__Text to read__:
----------empyre- soft-skinned space----------------------
QUOTE The American Dream is back. President Donald Trump says so. Once
again every American, regardless of background, race, gender or education,
can, through sheer hard work, make it to the very top and become rich.
Did the idea of the America Dream, in which nothing is impossible as long
as you work hard, evolve with the 'founding fathers' of the nation? Is it
intrinsic to the country's identity?
Professor Sarah Churchwell argues that the American Dream is much younger
than we realise, and it was born as a response to the 'Roaring Twenties'
and the devastating stock market crash of 1929, and Depression that
followed.
She uses history, literature and music to explore the original meaning of
The American Dream - which was an appeal for much more modest dreams of a
better life for all, not riches for some.

__Records for this task__:
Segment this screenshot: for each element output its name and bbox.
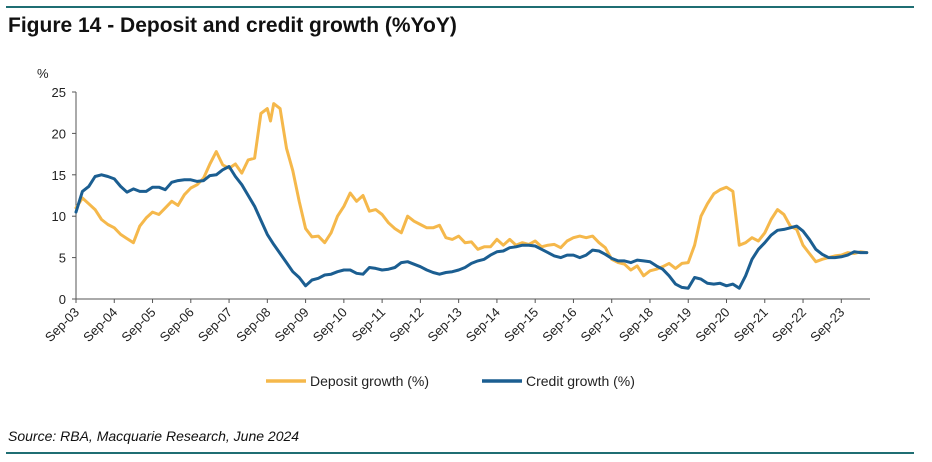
x-tick-label: Sep-08 (233, 305, 273, 345)
y-tick-label: 10 (52, 209, 66, 224)
legend-item-deposit: Deposit growth (%) (266, 373, 429, 389)
x-tick-label: Sep-11 (349, 305, 389, 345)
x-tick-label: Sep-14 (463, 305, 503, 345)
x-tick-label: Sep-21 (731, 305, 771, 345)
x-tick-label: Sep-15 (501, 305, 541, 345)
legend-label: Credit growth (%) (526, 373, 635, 389)
bottom-rule (6, 452, 914, 454)
y-axis-label: % (37, 66, 49, 81)
figure-title: Figure 14 - Deposit and credit growth (%… (8, 14, 457, 37)
legend-item-credit: Credit growth (%) (482, 373, 635, 389)
x-tick-label: Sep-13 (425, 305, 465, 345)
x-tick-label: Sep-19 (654, 305, 694, 345)
y-tick-label: 0 (59, 292, 66, 307)
series-lines (74, 102, 869, 290)
x-tick-label: Sep-07 (195, 305, 235, 345)
x-tick-label: Sep-16 (539, 305, 579, 345)
top-rule (6, 6, 914, 8)
y-tick-label: 5 (59, 251, 66, 266)
y-tick-label: 20 (52, 126, 66, 141)
legend: Deposit growth (%) Credit growth (%) (266, 373, 635, 389)
x-tick-label: Sep-23 (807, 305, 847, 345)
x-tick-label: Sep-06 (157, 305, 197, 345)
x-tick-label: Sep-18 (616, 305, 656, 345)
x-tick-label: Sep-17 (578, 305, 618, 345)
x-tick-label: Sep-04 (80, 305, 120, 345)
x-tick-label: Sep-03 (42, 305, 82, 345)
axes: %0510152025Sep-03Sep-04Sep-05Sep-06Sep-0… (37, 66, 870, 345)
legend-label: Deposit growth (%) (310, 373, 429, 389)
deposit-growth-line (74, 102, 869, 278)
x-tick-label: Sep-12 (386, 305, 426, 345)
x-tick-label: Sep-20 (692, 305, 732, 345)
credit-growth-line (74, 165, 869, 290)
x-tick-label: Sep-10 (310, 305, 350, 345)
source-note: Source: RBA, Macquarie Research, June 20… (8, 428, 300, 444)
x-tick-label: Sep-09 (271, 305, 311, 345)
x-tick-label: Sep-22 (769, 305, 809, 345)
x-tick-label: Sep-05 (118, 305, 158, 345)
y-tick-label: 15 (52, 168, 66, 183)
y-tick-label: 25 (52, 85, 66, 100)
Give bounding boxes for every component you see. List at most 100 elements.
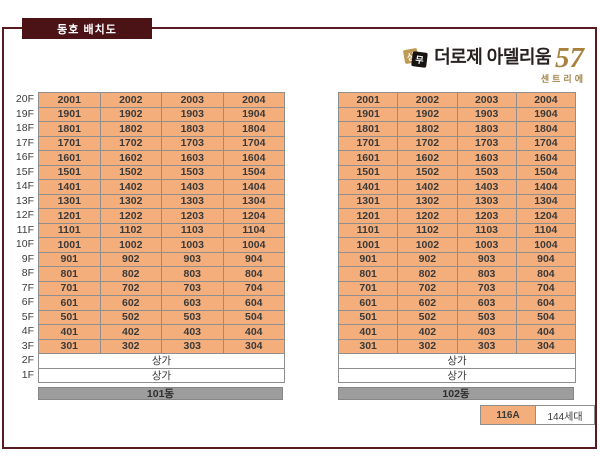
unit-cell: 504 [516, 310, 575, 324]
unit-cell: 1804 [516, 122, 575, 136]
unit-cell: 1002 [398, 238, 457, 252]
unit-cell: 1703 [162, 136, 223, 150]
unit-cell: 1802 [398, 122, 457, 136]
floor-label: 4F [21, 325, 34, 337]
unit-cell: 2003 [162, 93, 223, 107]
unit-cell: 803 [457, 267, 516, 281]
unit-cell: 304 [516, 339, 575, 353]
unit-cell: 302 [398, 339, 457, 353]
unit-cell: 1501 [39, 165, 100, 179]
unit-cell: 1504 [223, 165, 284, 179]
unit-cell: 1104 [516, 223, 575, 237]
unit-cell: 1403 [162, 180, 223, 194]
unit-cell: 1704 [223, 136, 284, 150]
building-101-grid: 2001 2002 2003 2004 1901 1902 1903 1904 1801 1802… [38, 92, 285, 383]
floor-label: 2F [21, 354, 34, 366]
unit-cell: 1401 [39, 180, 100, 194]
unit-cell: 502 [398, 310, 457, 324]
unit-cell: 1304 [223, 194, 284, 208]
unit-cell: 701 [39, 281, 100, 295]
unit-cell: 1803 [457, 122, 516, 136]
page-border-frame [2, 27, 597, 449]
page-title-label: 동호 배치도 [57, 23, 117, 36]
unit-cell: 1001 [39, 238, 100, 252]
unit-cell: 802 [398, 267, 457, 281]
unit-cell: 503 [162, 310, 223, 324]
unit-cell: 903 [162, 252, 223, 266]
unit-cell: 2002 [100, 93, 161, 107]
floor-label: 10F [15, 238, 34, 250]
unit-cell: 1503 [457, 165, 516, 179]
unit-cell: 501 [339, 310, 398, 324]
unit-cell: 1401 [339, 180, 398, 194]
building-101-bar: 101동 [38, 387, 283, 400]
unit-cell: 1604 [516, 151, 575, 165]
unit-cell: 1101 [39, 223, 100, 237]
unit-cell: 2001 [339, 93, 398, 107]
floor-label: 15F [15, 165, 34, 178]
unit-cell: 1004 [223, 238, 284, 252]
unit-cell: 1904 [516, 107, 575, 121]
unit-cell: 903 [457, 252, 516, 266]
unit-cell: 1104 [223, 223, 284, 237]
unit-cell: 604 [223, 296, 284, 310]
unit-cell: 601 [39, 296, 100, 310]
floor-label: 13F [15, 194, 34, 207]
unit-cell: 1603 [457, 151, 516, 165]
unit-cell: 2004 [516, 93, 575, 107]
floor-label: 19F [15, 107, 34, 120]
unit-cell: 1402 [100, 180, 161, 194]
unit-cell: 1003 [457, 238, 516, 252]
unit-cell: 704 [516, 281, 575, 295]
unit-cell: 401 [39, 325, 100, 339]
unit-cell: 1102 [100, 223, 161, 237]
unit-cell: 703 [162, 281, 223, 295]
unit-type-legend: 116A 144세대 [480, 405, 595, 425]
unit-cell: 1602 [398, 151, 457, 165]
floor-label: 1F [21, 368, 34, 381]
floor-label: 5F [21, 310, 34, 323]
unit-cell: 1802 [100, 122, 161, 136]
unit-cell: 301 [39, 339, 100, 353]
unit-cell: 1204 [516, 209, 575, 223]
unit-cell: 2004 [223, 93, 284, 107]
unit-cell: 1902 [398, 107, 457, 121]
unit-cell: 1902 [100, 107, 161, 121]
building-102-grid: 2001 2002 2003 2004 1901 1902 1903 1904 1801 1802… [338, 92, 576, 383]
unit-cell: 1004 [516, 238, 575, 252]
unit-cell: 1903 [457, 107, 516, 121]
floor-label: 18F [15, 122, 34, 134]
unit-cell: 503 [457, 310, 516, 324]
unit-cell: 1404 [516, 180, 575, 194]
unit-cell: 1602 [100, 151, 161, 165]
unit-cell: 1901 [339, 107, 398, 121]
unit-cell: 304 [223, 339, 284, 353]
unit-cell: 403 [162, 325, 223, 339]
unit-cell: 702 [398, 281, 457, 295]
unit-cell: 603 [457, 296, 516, 310]
legend-household-count: 144세대 [536, 405, 595, 425]
unit-cell: 904 [223, 252, 284, 266]
unit-cell: 1703 [457, 136, 516, 150]
unit-cell: 1301 [39, 194, 100, 208]
floor-label: 16F [15, 151, 34, 163]
shop-cell: 상가 [339, 354, 575, 368]
brand-name: 더로제 아델리움 [434, 47, 551, 67]
floor-labels-column: 20F 19F 18F 17F 16F 15F 14F 13F 12F 11F 10F 9F 8F 7F 6… [6, 92, 34, 382]
brand-number: 57 [555, 42, 584, 74]
unit-cell: 603 [162, 296, 223, 310]
unit-cell: 1203 [457, 209, 516, 223]
floor-label: 6F [21, 296, 34, 308]
unit-cell: 1702 [398, 136, 457, 150]
unit-cell: 1304 [516, 194, 575, 208]
unit-cell: 1804 [223, 122, 284, 136]
unit-cell: 1404 [223, 180, 284, 194]
building-102-bar: 102동 [338, 387, 574, 400]
unit-cell: 1402 [398, 180, 457, 194]
brand-badge-icon: 상 무 [402, 47, 434, 74]
brand-logo-text: 더로제 아델리움 57 센트리에 [434, 42, 588, 85]
unit-cell: 804 [223, 267, 284, 281]
unit-cell: 604 [516, 296, 575, 310]
floor-label: 9F [21, 252, 34, 265]
floor-label: 20F [15, 93, 34, 105]
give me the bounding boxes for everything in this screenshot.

__Work to do__:
1 - Please copy the passage on the American Dream verbatim, from "Did the idea" up to and including "riches for some.".
2 - Present the records from the line with "unit-cell: 504 [516, 310, 575, 324]" up to and including the line with "unit-cell: 903 [162, 252, 223, 266]" as a Markdown table with the columns Row and Record line, numbering each row and skipping blank lines.

__Solutions for each task__:
1 -
Did the idea of the America Dream, in which nothing is impossible as long
as you work hard, evolve with the 'founding fathers' of the nation? Is it
intrinsic to the country's identity?
Professor Sarah Churchwell argues that the American Dream is much younger
than we realise, and it was born as a response to the 'Roaring Twenties'
and the devastating stock market crash of 1929, and Depression that
followed.
She uses history, literature and music to explore the original meaning of
The American Dream - which was an appeal for much more modest dreams of a
better life for all, not riches for some.

2 -
| Row | Record line |
|---|---|
| 1 | unit-cell: 504 [516, 310, 575, 324] |
| 2 | unit-cell: 1804 [516, 122, 575, 136] |
| 3 | unit-cell: 1002 [398, 238, 457, 252] |
| 4 | unit-cell: 1703 [162, 136, 223, 150] |
| 5 | unit-cell: 1802 [398, 122, 457, 136] |
| 6 | floor-label: 4F [21, 325, 34, 337] |
| 7 | unit-cell: 2003 [162, 93, 223, 107] |
| 8 | unit-cell: 803 [457, 267, 516, 281] |
| 9 | unit-cell: 304 [516, 339, 575, 353] |
| 10 | unit-cell: 302 [398, 339, 457, 353] |
| 11 | unit-cell: 1501 [39, 165, 100, 179] |
| 12 | unit-cell: 1504 [223, 165, 284, 179] |
| 13 | unit-cell: 1104 [516, 223, 575, 237] |
| 14 | unit-cell: 1403 [162, 180, 223, 194] |
| 15 | unit-cell: 1704 [223, 136, 284, 150] |
| 16 | building-101-grid: 2001 2002 2003 2004 1901 1902 1903 1904 1801 1802… [38, 92, 285, 383] |
| 17 | floor-label: 2F [21, 354, 34, 366] |
| 18 | unit-cell: 1401 [39, 180, 100, 194] |
| 19 | unit-cell: 502 [398, 310, 457, 324] |
| 20 | unit-cell: 1304 [223, 194, 284, 208] |
| 21 | unit-cell: 701 [39, 281, 100, 295] |
| 22 | unit-cell: 1803 [457, 122, 516, 136] |
| 23 | page-border-frame [2, 27, 597, 449] |
| 24 | page-title-label: 동호 배치도 [57, 23, 117, 36] |
| 25 | unit-cell: 1001 [39, 238, 100, 252] |
| 26 | unit-cell: 802 [398, 267, 457, 281] |
| 27 | unit-cell: 503 [162, 310, 223, 324] |
| 28 | unit-cell: 903 [162, 252, 223, 266] |